* _The problem_
Reproduce all of the data exactly, with no line skipped.

* _Provided data_

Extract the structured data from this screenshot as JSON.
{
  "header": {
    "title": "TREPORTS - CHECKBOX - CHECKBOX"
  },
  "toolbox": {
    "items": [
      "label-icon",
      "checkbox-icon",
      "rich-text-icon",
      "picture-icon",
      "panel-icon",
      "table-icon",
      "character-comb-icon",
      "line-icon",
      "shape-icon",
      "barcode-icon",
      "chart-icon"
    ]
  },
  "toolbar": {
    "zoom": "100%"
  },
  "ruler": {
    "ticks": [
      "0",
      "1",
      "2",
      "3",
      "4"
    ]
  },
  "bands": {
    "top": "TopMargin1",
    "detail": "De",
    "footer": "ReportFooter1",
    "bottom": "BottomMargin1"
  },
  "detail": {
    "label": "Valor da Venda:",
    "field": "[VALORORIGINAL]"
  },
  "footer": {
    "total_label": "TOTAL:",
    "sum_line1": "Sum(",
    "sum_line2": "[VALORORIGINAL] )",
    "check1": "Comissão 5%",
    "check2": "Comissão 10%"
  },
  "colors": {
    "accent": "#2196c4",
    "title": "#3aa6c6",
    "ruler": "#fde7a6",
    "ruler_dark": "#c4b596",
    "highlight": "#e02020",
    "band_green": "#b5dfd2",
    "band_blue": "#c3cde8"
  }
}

* _Solution to the problem_
Extract the structured data from this screenshot as JSON.
{
  "header": {
    "title": "TREPORTS - CHECKBOX - CHECKBOX"
  },
  "toolbox": {
    "items": [
      "label-icon",
      "checkbox-icon",
      "rich-text-icon",
      "picture-icon",
      "panel-icon",
      "table-icon",
      "character-comb-icon",
      "line-icon",
      "shape-icon",
      "barcode-icon",
      "chart-icon"
    ]
  },
  "toolbar": {
    "zoom": "100%"
  },
  "ruler": {
    "ticks": [
      "0",
      "1",
      "2",
      "3",
      "4"
    ]
  },
  "bands": {
    "top": "TopMargin1",
    "detail": "De",
    "footer": "ReportFooter1",
    "bottom": "BottomMargin1"
  },
  "detail": {
    "label": "Valor da Venda:",
    "field": "[VALORORIGINAL]"
  },
  "footer": {
    "total_label": "TOTAL:",
    "sum_line1": "Sum(",
    "sum_line2": "[VALORORIGINAL] )",
    "check1": "Comissão 5%",
    "check2": "Comissão 10%"
  },
  "colors": {
    "accent": "#2196c4",
    "title": "#3aa6c6",
    "ruler": "#fde7a6",
    "ruler_dark": "#c4b596",
    "highlight": "#e02020",
    "band_green": "#b5dfd2",
    "band_blue": "#c3cde8"
  }
}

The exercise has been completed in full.